>> START DATASET EXTRACT

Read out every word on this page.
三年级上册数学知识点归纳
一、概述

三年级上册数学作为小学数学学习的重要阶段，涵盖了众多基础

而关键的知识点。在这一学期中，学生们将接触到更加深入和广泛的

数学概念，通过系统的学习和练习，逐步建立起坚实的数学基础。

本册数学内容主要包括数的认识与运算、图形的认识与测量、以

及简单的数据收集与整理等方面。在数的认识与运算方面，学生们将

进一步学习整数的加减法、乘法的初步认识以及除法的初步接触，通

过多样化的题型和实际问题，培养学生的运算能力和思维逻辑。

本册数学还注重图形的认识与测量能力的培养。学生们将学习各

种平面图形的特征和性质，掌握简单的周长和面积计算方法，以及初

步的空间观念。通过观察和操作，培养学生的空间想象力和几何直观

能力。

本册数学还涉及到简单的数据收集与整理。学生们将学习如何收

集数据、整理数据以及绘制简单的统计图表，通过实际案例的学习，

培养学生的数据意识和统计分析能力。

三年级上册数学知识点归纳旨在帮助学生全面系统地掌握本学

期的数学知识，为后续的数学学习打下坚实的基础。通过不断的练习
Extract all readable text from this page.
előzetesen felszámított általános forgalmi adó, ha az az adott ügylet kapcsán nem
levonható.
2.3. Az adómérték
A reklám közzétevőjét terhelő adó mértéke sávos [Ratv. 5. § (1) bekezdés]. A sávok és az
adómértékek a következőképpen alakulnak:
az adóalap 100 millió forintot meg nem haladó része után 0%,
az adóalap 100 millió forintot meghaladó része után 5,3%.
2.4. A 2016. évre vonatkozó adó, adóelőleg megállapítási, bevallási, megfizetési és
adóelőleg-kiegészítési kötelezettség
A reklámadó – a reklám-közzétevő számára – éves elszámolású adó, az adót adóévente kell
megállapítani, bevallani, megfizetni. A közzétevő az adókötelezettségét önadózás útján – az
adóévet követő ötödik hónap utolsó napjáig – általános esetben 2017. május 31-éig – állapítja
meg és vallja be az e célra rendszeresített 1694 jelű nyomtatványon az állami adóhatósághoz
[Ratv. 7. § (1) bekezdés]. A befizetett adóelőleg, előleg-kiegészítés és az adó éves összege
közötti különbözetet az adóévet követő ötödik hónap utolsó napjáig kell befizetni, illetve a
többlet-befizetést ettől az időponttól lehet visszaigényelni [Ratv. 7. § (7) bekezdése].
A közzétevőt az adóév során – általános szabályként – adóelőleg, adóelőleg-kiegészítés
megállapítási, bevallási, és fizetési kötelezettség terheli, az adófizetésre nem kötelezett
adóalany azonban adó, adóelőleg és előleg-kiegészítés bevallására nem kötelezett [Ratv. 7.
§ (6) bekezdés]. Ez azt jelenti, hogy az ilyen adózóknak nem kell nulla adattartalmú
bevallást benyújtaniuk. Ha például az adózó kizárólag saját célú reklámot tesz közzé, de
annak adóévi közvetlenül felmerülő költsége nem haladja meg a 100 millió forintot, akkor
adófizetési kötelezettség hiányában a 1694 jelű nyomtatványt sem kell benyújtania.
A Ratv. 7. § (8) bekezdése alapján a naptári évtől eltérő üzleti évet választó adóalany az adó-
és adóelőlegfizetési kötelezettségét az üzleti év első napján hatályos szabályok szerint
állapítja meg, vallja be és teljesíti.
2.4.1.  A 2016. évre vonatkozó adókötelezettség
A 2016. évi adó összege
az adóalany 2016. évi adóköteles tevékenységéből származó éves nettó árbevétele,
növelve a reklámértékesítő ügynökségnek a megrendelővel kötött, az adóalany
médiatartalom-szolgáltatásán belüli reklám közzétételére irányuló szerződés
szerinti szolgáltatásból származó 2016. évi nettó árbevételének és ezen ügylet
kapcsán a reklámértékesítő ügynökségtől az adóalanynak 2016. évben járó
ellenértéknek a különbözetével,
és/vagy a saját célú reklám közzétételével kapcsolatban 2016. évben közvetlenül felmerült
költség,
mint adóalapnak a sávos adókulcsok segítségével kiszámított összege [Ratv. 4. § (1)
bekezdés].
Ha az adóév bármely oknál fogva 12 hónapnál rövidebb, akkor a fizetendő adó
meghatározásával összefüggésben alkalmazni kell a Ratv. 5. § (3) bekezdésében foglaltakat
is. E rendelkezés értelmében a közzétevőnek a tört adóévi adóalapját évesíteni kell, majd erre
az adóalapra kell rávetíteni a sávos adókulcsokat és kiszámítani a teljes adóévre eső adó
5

>> END DATASET EXTRACT

Of the lines above, copy each that contains "általános".

▸ **EXERCISE RESPONSE**:
előzetesen felszámított általános forgalmi adó, ha az az adott ügylet kapcsán nem
adóévet követő ötödik hónap utolsó napjáig – általános esetben 2017. május 31-éig – állapítja
A közzétevőt az adóév során – általános szabályként – adóelőleg, adóelőleg-kiegészítés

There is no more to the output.